Short problem.
Please retype the data in full and exactly; the pictures are not part of the copy.

Extracted records.
+++

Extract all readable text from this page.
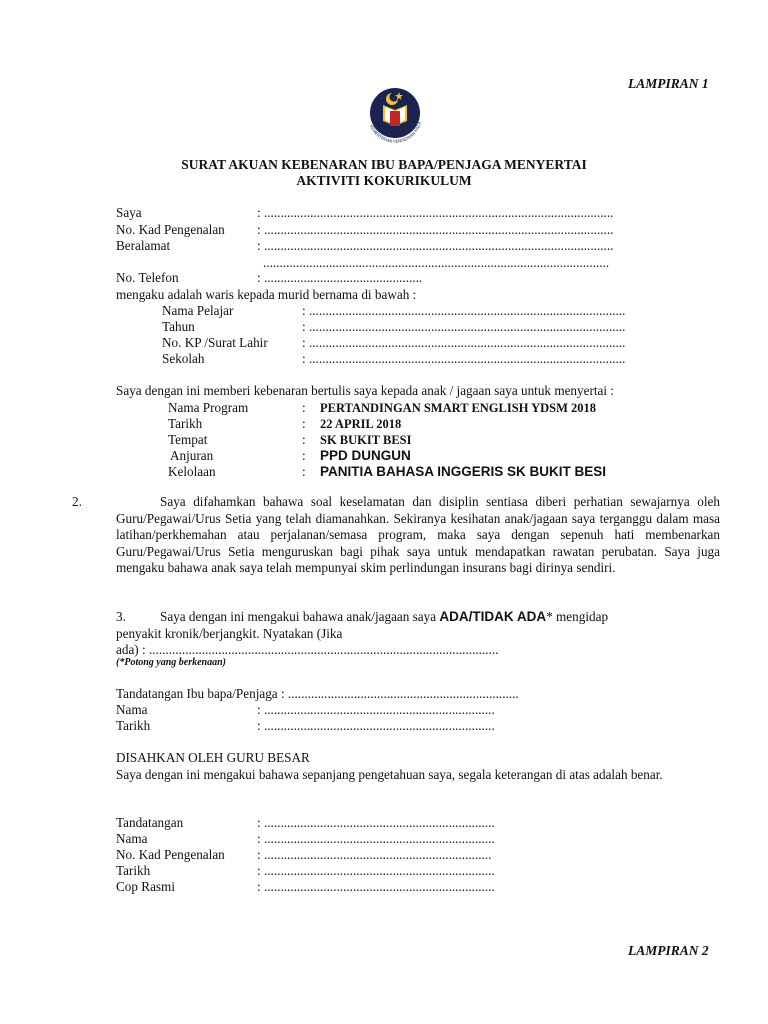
LAMPIRAN 1
KEMENTERIAN PENDIDIKAN MALA
SURAT AKUAN KEBENARAN IBU BAPA/PENJAGA MENYERTAI
AKTIVITI KOKURIKULUM
Saya	: ..........................................................................................................
No. Kad Pengenalan : ..........................................................................................................
Beralamat	: ..........................................................................................................
.........................................................................................................
No. Telefon	: ................................................
mengaku adalah waris kepada murid bernama di bawah :
Nama Pelajar	: ................................................................................................
Tahun	: ................................................................................................
No. KP /Surat Lahir	: ................................................................................................
Sekolah	: ................................................................................................
Saya dengan ini memberi kebenaran bertulis saya kepada anak / jagaan saya untuk menyertai :
Nama Program	: PERTANDINGAN SMART ENGLISH YDSM 2018
Tarikh	: 22 APRIL 2018
Tempat	: SK BUKIT BESI
Anjuran	: PPD DUNGUN
Kelolaan	: PANITIA BAHASA INGGERIS SK BUKIT BESI
2.	Saya difahamkan bahawa soal keselamatan dan disiplin sentiasa diberi perhatian sewajarnya oleh Guru/Pegawai/Urus Setia yang telah diamanahkan. Sekiranya kesihatan anak/jagaan saya terganggu dalam masa latihan/perkhemahan atau perjalanan/semasa program, maka saya dengan sepenuh hati membenarkan Guru/Pegawai/Urus Setia menguruskan bagi pihak saya untuk mendapatkan rawatan perubatan. Saya juga mengaku bahawa anak saya telah mempunyai skim perlindungan insurans bagi dirinya sendiri.
3.	Saya dengan ini mengakui bahawa anak/jagaan saya ADA/TIDAK ADA* mengidap
penyakit kronik/berjangkit. Nyatakan (Jika
ada) : ..........................................................................................................
(*Potong yang berkenaan)
Tandatangan Ibu bapa/Penjaga : ......................................................................
Nama	: ......................................................................
Tarikh	: ......................................................................
DISAHKAN OLEH GURU BESAR
Saya dengan ini mengakui bahawa sepanjang pengetahuan saya, segala keterangan di atas adalah benar.
Tandatangan	: ......................................................................
Nama	: ......................................................................
No. Kad Pengenalan : .....................................................................
Tarikh	: ......................................................................
Cop Rasmi	: ......................................................................
LAMPIRAN 2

+++

Answer.
Extract all readable text from this page.
LAMPIRAN 1
KEMENTERIAN PENDIDIKAN MALA
SURAT AKUAN KEBENARAN IBU BAPA/PENJAGA MENYERTAI
AKTIVITI KOKURIKULUM
Saya	: ..........................................................................................................
No. Kad Pengenalan : ..........................................................................................................
Beralamat	: ..........................................................................................................
.........................................................................................................
No. Telefon	: ................................................
mengaku adalah waris kepada murid bernama di bawah :
Nama Pelajar	: ................................................................................................
Tahun	: ................................................................................................
No. KP /Surat Lahir	: ................................................................................................
Sekolah	: ................................................................................................
Saya dengan ini memberi kebenaran bertulis saya kepada anak / jagaan saya untuk menyertai :
Nama Program	: PERTANDINGAN SMART ENGLISH YDSM 2018
Tarikh	: 22 APRIL 2018
Tempat	: SK BUKIT BESI
Anjuran	: PPD DUNGUN
Kelolaan	: PANITIA BAHASA INGGERIS SK BUKIT BESI
2.	Saya difahamkan bahawa soal keselamatan dan disiplin sentiasa diberi perhatian sewajarnya oleh Guru/Pegawai/Urus Setia yang telah diamanahkan. Sekiranya kesihatan anak/jagaan saya terganggu dalam masa latihan/perkhemahan atau perjalanan/semasa program, maka saya dengan sepenuh hati membenarkan Guru/Pegawai/Urus Setia menguruskan bagi pihak saya untuk mendapatkan rawatan perubatan. Saya juga mengaku bahawa anak saya telah mempunyai skim perlindungan insurans bagi dirinya sendiri.
3.	Saya dengan ini mengakui bahawa anak/jagaan saya ADA/TIDAK ADA* mengidap
penyakit kronik/berjangkit. Nyatakan (Jika
ada) : ..........................................................................................................
(*Potong yang berkenaan)
Tandatangan Ibu bapa/Penjaga : ......................................................................
Nama	: ......................................................................
Tarikh	: ......................................................................
DISAHKAN OLEH GURU BESAR
Saya dengan ini mengakui bahawa sepanjang pengetahuan saya, segala keterangan di atas adalah benar.
Tandatangan	: ......................................................................
Nama	: ......................................................................
No. Kad Pengenalan : .....................................................................
Tarikh	: ......................................................................
Cop Rasmi	: ......................................................................
LAMPIRAN 2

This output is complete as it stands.